* **Input data**
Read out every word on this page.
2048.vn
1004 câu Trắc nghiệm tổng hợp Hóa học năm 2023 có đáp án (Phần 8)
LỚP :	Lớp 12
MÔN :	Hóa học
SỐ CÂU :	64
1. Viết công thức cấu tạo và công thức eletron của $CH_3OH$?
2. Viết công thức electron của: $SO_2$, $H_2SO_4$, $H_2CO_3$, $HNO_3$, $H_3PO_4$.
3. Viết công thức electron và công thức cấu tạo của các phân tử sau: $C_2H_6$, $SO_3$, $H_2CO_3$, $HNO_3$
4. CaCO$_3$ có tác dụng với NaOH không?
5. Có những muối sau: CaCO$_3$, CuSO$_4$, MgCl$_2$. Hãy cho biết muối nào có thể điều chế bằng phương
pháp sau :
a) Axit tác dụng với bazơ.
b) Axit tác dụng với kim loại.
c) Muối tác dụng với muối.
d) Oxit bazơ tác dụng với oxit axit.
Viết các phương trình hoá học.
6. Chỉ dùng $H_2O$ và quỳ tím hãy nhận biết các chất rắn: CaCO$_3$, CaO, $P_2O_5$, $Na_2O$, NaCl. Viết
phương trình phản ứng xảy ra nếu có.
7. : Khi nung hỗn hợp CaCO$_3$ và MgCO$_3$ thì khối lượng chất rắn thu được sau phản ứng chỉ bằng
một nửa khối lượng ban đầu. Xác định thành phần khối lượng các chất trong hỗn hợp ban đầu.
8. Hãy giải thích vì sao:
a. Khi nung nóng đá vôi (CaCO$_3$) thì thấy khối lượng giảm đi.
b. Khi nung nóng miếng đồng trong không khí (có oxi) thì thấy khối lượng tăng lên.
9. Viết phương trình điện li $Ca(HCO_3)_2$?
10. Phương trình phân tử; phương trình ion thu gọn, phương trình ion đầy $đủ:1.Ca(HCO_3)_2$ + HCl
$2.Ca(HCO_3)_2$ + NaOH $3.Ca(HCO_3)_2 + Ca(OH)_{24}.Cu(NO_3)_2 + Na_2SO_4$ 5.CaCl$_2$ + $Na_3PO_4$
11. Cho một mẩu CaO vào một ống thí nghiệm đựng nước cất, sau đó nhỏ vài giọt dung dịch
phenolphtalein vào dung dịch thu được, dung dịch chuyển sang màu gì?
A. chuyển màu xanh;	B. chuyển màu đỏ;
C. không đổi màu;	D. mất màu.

* **Exercise brief**
In the material above, show every line where the word "electron" turns up.

* **Written reply**
2. Viết công thức electron của: $SO_2$, $H_2SO_4$, $H_2CO_3$, $HNO_3$, $H_3PO_4$.
3. Viết công thức electron và công thức cấu tạo của các phân tử sau: $C_2H_6$, $SO_3$, $H_2CO_3$, $HNO_3$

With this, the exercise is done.